═══ Given text ═══
[sclug] booting / large hard drive nightmare

James Wyper jrwyper at yahoo.co.uk
Sun Oct 17 13:53:49 UTC 2004


I know that Linux should "just work", but it doesn't in my case!  The
kernel (currently on hda1 - a 3GB drive) will boot OK if the disk
manager isn't loaded, but then be unable to see most of hdb5 and any of
hdb6 (i.e. beyond 33GB) (so a lot of the processes that should be
spawned from init aren't).  When I first installed Mandrake the
partitioning process reported a 33GB drive not an 80GB one, until I
loaded the disk manager first.

I have also tried a recent ATA100 PCI card and that didn't work either.
  It's because I've exhausted these possibilities that I'm turning to
workarounds.

In answer to an earlier question (not cc'd to the list) I've upgraded
the bios to the latest version available from IBM.
═══ Records supplied ═══
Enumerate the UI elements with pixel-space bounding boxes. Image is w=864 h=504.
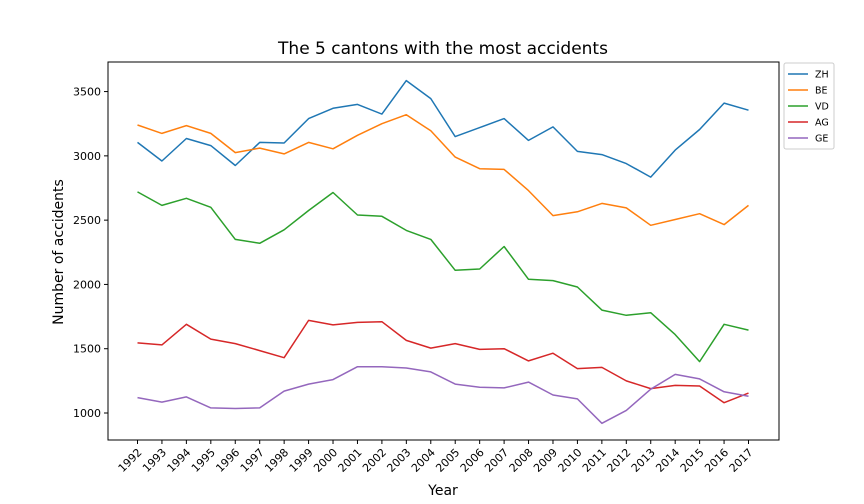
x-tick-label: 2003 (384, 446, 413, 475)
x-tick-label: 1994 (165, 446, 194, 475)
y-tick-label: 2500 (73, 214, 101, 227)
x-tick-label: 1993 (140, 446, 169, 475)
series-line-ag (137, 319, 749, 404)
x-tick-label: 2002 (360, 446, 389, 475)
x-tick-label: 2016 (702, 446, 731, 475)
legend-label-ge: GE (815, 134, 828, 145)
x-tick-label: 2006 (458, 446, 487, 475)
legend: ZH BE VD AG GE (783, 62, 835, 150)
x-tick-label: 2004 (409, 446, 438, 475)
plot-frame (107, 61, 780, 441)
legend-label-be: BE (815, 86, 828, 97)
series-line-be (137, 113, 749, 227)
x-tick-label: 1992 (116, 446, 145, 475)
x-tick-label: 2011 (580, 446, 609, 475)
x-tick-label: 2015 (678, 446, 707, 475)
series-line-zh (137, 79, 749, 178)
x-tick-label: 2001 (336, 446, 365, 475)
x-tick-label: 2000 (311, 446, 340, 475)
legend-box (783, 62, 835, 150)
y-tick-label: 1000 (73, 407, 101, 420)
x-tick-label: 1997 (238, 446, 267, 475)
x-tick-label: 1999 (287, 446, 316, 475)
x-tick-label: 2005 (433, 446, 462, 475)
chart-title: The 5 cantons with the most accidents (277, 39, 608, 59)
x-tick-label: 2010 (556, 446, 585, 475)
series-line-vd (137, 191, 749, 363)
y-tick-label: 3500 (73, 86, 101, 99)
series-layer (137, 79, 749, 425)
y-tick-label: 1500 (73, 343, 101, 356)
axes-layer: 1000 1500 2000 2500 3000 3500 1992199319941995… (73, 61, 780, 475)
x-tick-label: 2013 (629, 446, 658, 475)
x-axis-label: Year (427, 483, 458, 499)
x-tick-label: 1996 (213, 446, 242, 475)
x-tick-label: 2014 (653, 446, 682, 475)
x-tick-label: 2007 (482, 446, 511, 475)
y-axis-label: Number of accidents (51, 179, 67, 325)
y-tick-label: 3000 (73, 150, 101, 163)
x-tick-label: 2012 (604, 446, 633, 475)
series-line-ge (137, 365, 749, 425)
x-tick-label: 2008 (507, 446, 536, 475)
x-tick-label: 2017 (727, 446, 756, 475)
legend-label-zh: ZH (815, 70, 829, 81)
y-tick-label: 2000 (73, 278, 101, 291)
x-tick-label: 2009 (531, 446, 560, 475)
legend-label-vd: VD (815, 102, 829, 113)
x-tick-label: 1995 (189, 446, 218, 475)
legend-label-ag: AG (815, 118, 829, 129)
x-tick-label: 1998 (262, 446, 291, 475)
═══
═══ Records supplied ═══
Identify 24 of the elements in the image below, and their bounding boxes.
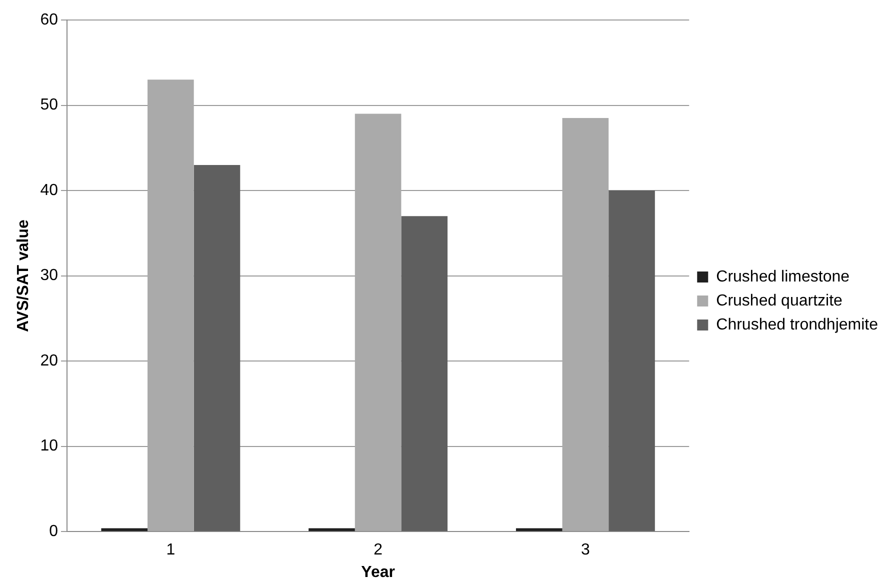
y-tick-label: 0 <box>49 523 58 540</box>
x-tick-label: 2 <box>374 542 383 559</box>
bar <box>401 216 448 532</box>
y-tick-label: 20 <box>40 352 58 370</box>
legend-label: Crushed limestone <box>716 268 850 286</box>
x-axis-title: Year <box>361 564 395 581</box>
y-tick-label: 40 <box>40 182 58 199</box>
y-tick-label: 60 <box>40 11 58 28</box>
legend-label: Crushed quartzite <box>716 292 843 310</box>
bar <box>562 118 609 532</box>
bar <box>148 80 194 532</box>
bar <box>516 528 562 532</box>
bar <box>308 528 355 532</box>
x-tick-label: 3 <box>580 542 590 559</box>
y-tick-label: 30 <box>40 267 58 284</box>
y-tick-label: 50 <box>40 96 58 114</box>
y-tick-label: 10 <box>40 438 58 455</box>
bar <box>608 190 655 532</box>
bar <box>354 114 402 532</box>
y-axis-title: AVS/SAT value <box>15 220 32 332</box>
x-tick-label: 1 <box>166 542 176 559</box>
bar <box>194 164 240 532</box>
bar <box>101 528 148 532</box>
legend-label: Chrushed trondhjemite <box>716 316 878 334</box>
═══
═══ Records supplied ═══
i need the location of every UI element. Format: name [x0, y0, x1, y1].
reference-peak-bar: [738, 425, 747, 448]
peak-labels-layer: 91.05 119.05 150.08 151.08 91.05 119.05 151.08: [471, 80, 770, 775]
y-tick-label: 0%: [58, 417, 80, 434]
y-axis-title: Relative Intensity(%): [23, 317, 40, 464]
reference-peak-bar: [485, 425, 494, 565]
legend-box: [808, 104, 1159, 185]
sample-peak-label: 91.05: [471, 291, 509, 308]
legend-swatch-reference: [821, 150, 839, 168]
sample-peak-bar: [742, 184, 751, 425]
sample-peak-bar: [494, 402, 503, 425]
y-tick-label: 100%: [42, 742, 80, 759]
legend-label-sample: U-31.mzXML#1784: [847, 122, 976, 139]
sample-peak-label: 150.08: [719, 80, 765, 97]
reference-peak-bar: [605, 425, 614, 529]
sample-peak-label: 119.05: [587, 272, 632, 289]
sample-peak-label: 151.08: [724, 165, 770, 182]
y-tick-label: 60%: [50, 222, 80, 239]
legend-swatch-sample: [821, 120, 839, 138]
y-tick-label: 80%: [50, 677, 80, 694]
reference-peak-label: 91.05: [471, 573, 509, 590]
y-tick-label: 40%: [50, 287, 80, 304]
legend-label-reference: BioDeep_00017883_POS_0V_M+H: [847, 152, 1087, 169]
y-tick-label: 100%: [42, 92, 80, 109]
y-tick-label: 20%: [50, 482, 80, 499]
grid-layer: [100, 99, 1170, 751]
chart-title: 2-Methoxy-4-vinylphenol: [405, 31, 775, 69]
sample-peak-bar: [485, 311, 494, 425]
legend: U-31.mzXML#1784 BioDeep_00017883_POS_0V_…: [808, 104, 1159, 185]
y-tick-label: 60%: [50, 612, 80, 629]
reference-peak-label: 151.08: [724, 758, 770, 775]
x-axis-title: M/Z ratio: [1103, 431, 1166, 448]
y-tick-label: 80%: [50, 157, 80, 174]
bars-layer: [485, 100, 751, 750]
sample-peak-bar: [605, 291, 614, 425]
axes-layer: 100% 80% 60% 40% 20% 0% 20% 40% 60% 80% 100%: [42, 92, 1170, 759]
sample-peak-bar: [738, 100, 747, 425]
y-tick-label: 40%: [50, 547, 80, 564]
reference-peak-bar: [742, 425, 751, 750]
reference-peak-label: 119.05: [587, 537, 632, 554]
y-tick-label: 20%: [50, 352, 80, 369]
═══
> Direction
In the hard drive post, what size did the Mandrake partitioning process report for the drive before the disk manager was loaded? The rows above are separate material from the hard drive post.

> The output
It reported a 33GB drive instead of an 80GB one.